(Entries from a visual dataset)
::::::

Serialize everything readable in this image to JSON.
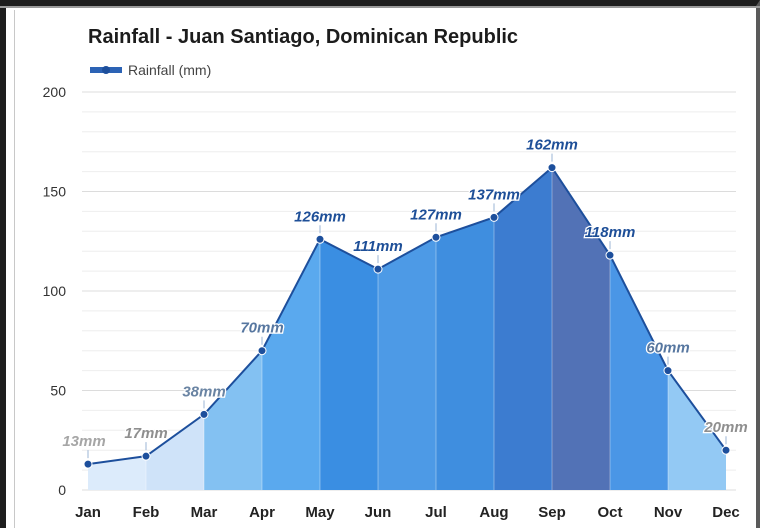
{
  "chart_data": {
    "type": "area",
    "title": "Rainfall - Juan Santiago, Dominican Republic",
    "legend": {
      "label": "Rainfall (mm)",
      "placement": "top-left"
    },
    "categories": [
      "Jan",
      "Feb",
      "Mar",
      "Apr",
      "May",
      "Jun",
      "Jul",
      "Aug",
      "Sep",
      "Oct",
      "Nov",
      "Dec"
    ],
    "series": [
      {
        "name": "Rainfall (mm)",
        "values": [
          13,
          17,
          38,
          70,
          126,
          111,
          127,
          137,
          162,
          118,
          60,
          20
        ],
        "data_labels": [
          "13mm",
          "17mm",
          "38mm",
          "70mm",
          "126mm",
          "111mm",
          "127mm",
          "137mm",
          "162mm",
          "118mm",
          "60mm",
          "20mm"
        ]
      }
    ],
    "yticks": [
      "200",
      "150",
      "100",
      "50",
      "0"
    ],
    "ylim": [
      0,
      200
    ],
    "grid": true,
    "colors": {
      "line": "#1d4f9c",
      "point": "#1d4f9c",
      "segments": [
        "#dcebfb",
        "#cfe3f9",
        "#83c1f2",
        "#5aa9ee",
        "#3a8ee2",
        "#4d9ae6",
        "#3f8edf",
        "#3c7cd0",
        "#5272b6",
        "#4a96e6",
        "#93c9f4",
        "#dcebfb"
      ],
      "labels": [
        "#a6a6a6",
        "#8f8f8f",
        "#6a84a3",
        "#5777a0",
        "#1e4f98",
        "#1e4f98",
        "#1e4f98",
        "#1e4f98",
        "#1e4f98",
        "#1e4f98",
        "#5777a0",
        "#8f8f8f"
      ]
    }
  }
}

::::::

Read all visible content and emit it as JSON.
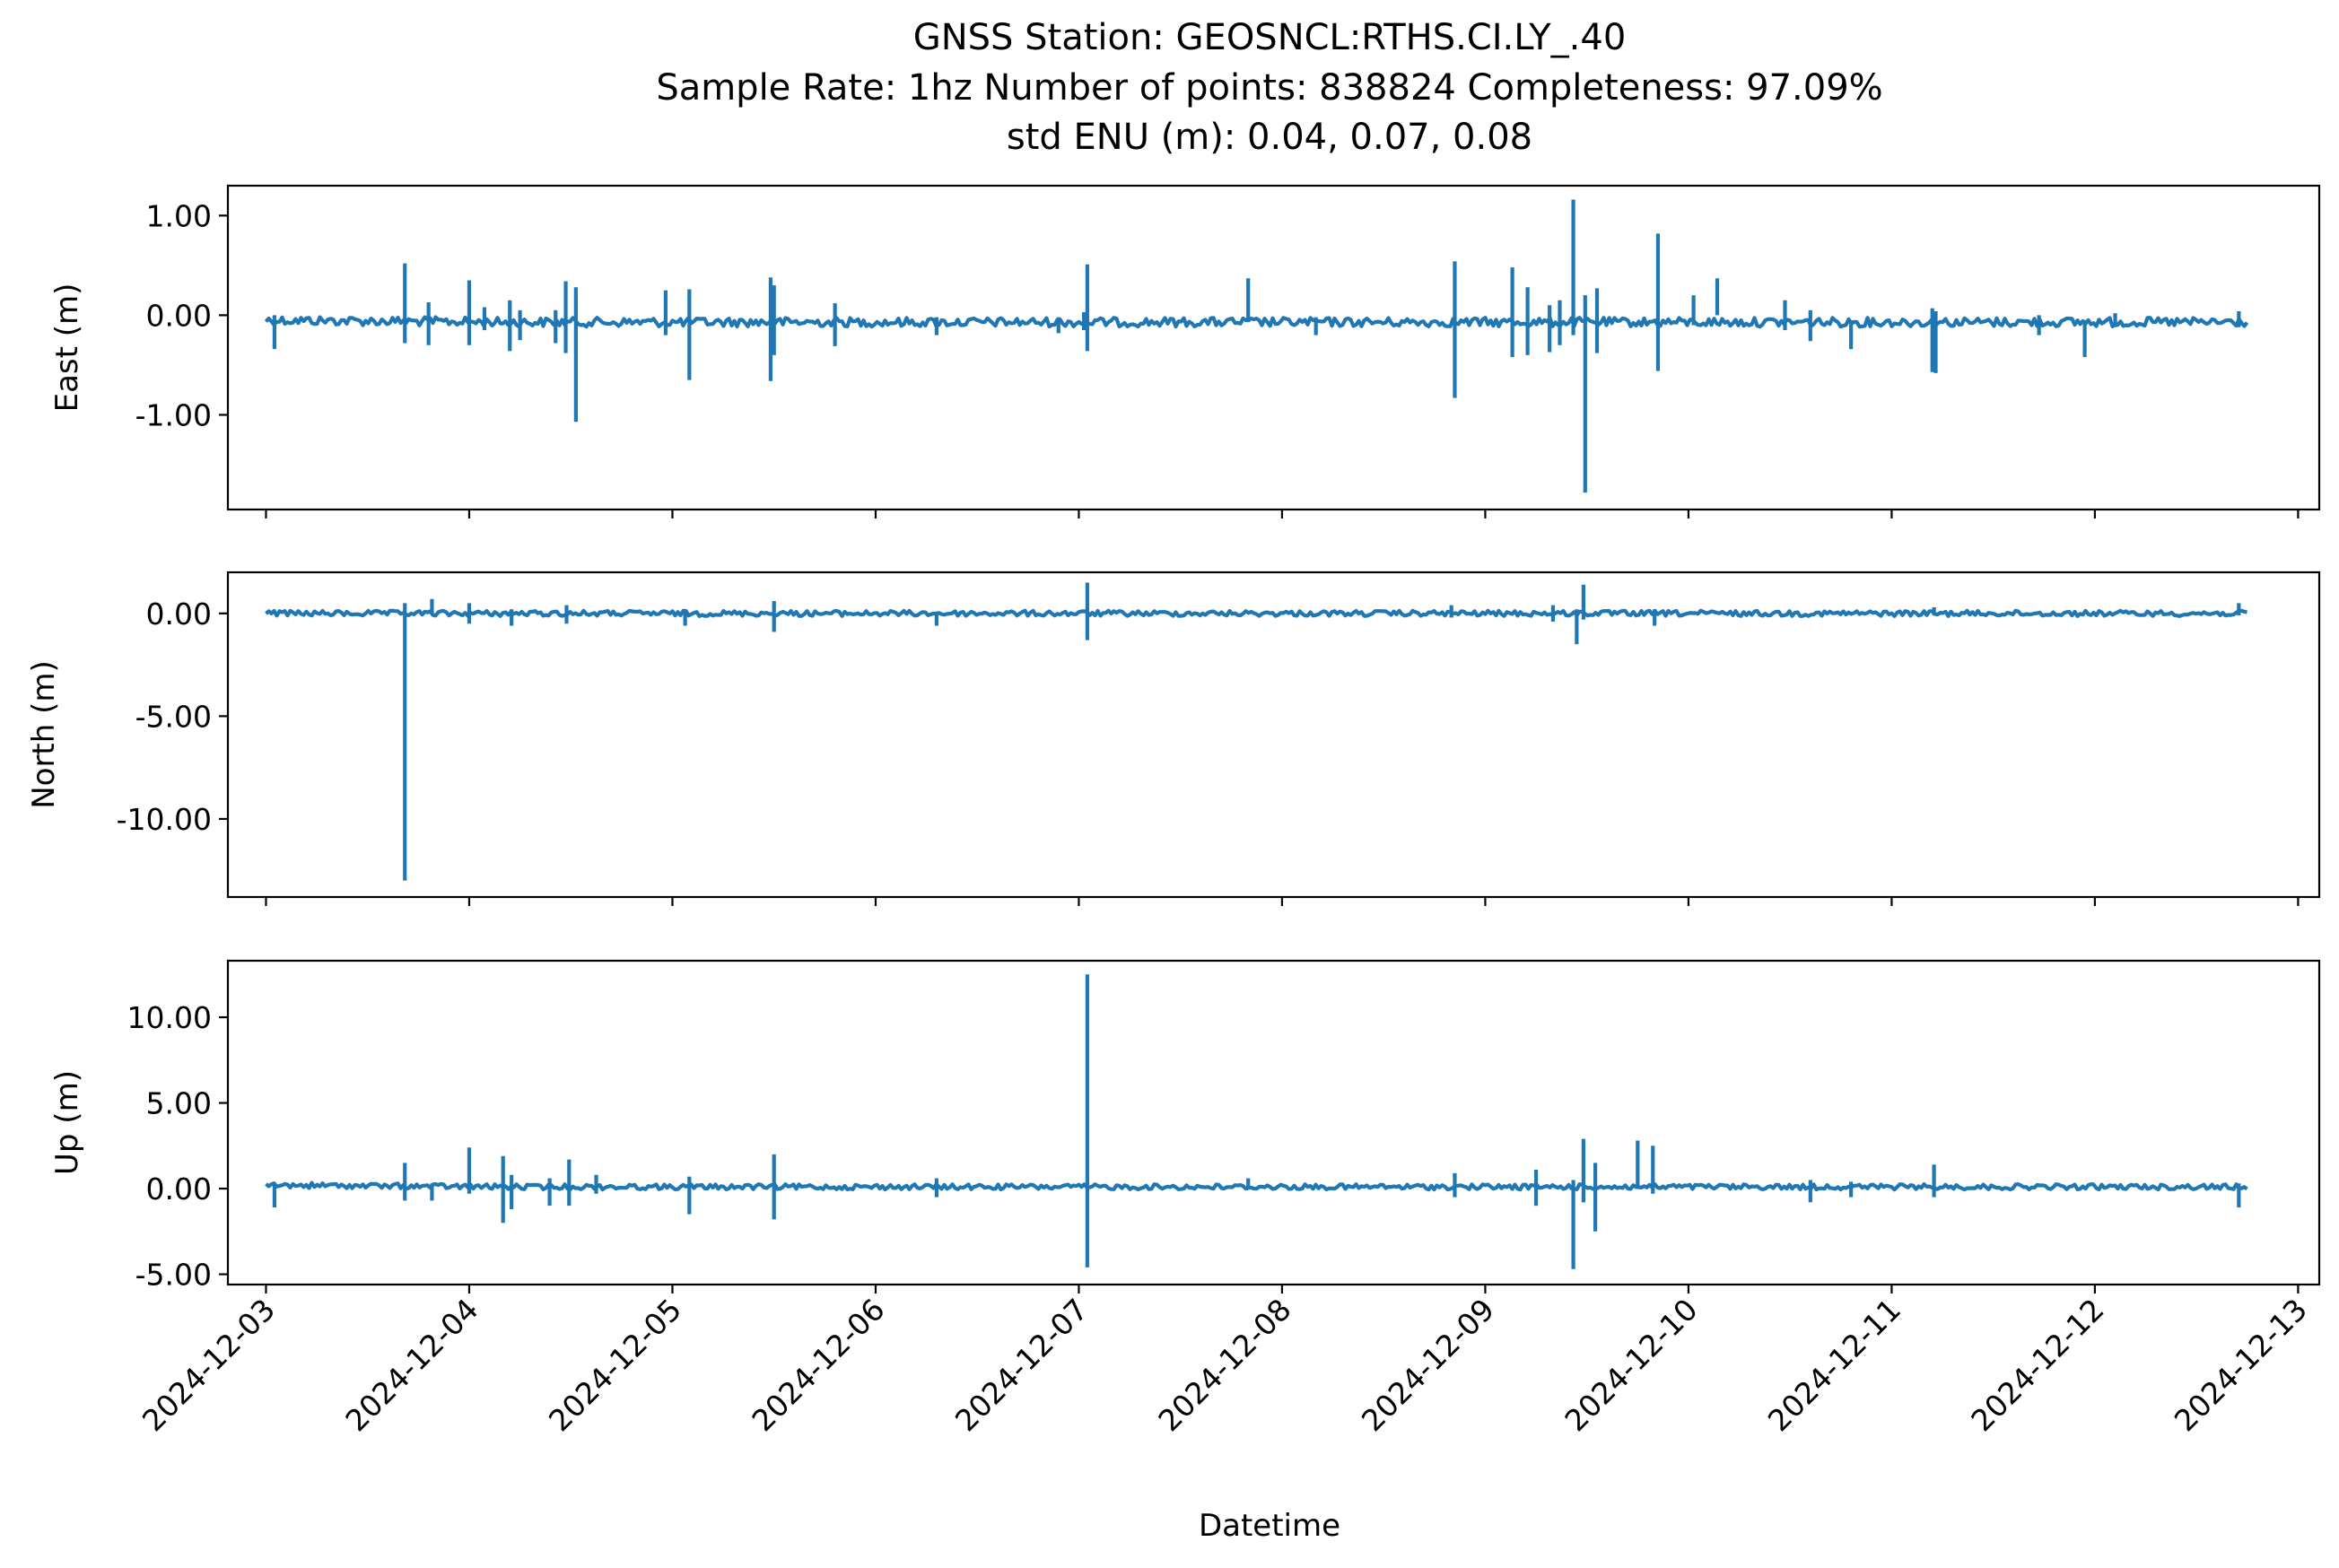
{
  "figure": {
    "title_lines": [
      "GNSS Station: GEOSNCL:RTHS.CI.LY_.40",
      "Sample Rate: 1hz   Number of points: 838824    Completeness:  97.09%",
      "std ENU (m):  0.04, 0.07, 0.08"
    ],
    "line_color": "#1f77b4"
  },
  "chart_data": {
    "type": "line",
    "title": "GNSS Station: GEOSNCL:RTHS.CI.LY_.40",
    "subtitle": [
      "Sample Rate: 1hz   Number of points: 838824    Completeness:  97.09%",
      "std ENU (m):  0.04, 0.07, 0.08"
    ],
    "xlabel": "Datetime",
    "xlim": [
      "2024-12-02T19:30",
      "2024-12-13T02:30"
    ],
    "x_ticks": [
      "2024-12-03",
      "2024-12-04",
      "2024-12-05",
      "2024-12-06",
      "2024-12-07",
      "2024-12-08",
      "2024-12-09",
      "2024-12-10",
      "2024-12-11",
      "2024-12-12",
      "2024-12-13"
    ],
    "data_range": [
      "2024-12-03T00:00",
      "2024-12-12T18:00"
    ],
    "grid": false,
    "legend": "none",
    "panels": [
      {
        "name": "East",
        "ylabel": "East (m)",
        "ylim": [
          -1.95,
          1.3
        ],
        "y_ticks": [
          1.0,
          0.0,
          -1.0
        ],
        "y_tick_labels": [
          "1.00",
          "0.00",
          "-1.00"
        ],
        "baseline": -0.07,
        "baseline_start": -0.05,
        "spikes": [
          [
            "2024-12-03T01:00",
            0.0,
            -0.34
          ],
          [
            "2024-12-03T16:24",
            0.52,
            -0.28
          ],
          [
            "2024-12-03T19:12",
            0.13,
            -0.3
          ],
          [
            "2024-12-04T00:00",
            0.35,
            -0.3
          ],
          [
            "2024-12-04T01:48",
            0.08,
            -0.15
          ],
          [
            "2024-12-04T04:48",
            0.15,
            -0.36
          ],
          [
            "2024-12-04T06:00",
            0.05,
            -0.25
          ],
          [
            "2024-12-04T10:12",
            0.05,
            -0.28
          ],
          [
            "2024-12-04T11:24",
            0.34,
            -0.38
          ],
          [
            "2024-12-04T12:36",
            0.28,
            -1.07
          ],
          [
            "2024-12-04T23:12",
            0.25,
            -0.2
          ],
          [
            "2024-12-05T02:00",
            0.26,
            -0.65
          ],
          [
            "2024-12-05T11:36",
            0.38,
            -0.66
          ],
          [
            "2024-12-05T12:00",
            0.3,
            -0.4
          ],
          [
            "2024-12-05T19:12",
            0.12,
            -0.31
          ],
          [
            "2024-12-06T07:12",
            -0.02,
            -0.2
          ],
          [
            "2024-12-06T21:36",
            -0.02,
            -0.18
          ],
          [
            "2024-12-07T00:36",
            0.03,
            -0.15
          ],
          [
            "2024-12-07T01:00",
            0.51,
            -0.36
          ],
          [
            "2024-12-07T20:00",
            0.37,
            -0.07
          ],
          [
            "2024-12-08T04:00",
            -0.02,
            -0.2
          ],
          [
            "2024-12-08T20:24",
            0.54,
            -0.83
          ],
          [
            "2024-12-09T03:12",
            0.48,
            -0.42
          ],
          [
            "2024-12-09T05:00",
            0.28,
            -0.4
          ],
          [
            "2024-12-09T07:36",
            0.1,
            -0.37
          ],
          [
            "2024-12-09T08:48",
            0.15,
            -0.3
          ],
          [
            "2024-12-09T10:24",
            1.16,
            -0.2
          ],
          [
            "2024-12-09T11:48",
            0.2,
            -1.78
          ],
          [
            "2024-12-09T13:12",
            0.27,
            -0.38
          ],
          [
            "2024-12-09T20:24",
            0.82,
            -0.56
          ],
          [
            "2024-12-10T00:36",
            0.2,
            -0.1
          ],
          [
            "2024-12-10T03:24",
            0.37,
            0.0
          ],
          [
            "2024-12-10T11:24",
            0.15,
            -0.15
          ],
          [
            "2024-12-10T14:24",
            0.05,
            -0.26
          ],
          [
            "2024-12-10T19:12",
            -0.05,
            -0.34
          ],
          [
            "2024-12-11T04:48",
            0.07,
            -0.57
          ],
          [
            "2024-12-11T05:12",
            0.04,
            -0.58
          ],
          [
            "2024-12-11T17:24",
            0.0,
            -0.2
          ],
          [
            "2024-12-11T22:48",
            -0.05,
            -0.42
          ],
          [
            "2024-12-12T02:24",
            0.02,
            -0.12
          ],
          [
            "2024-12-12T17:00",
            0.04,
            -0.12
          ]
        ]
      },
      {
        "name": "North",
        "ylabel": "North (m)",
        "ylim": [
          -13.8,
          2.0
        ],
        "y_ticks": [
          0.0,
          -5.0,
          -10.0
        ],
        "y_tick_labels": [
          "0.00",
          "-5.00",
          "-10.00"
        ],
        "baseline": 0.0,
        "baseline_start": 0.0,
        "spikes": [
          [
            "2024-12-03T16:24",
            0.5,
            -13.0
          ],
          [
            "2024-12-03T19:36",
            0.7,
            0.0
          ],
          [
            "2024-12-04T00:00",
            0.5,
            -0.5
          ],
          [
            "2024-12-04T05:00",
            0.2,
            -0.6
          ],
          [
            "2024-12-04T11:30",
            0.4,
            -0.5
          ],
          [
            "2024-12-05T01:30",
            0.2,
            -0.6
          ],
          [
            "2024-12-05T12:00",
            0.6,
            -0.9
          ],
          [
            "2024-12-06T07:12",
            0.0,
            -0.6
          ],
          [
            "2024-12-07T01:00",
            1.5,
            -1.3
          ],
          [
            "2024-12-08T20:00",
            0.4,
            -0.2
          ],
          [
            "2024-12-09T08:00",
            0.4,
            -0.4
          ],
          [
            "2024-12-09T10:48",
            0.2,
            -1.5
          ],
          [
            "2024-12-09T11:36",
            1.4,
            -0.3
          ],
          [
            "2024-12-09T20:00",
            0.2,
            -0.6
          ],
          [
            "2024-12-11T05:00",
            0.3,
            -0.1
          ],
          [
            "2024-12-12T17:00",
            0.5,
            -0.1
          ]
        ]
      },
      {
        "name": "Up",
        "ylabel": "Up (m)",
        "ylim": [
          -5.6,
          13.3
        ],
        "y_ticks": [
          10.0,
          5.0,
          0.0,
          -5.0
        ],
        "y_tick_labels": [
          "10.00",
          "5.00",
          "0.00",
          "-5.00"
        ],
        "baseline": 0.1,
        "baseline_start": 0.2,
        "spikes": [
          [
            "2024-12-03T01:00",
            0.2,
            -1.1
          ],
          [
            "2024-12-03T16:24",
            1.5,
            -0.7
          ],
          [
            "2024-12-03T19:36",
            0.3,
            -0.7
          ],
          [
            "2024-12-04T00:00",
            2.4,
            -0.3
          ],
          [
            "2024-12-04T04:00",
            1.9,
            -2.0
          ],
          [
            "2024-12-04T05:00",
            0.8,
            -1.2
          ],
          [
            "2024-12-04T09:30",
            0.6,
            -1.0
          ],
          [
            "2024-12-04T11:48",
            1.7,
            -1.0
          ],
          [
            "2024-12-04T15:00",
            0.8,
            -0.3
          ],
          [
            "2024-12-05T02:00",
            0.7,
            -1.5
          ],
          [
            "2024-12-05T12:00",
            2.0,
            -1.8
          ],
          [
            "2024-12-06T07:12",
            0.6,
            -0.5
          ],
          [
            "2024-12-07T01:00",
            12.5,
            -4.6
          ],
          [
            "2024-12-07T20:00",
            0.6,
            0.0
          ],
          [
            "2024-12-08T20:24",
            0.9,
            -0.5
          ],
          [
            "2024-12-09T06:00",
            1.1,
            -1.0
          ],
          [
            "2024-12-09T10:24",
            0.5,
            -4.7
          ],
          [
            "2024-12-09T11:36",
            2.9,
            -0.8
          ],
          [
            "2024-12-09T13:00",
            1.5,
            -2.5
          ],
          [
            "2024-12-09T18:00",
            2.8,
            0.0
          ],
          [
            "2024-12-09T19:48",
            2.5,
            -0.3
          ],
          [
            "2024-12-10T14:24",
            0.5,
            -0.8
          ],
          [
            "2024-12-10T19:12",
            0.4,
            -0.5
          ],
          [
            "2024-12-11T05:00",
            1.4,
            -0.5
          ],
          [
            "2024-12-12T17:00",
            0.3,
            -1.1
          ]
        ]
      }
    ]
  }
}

::::::

INSTRUCTIONS TO FOLLOW: In the entries above, some lines may contain the string "ylabel"; report how many, without additional comment.

TASK SOLUTION: 3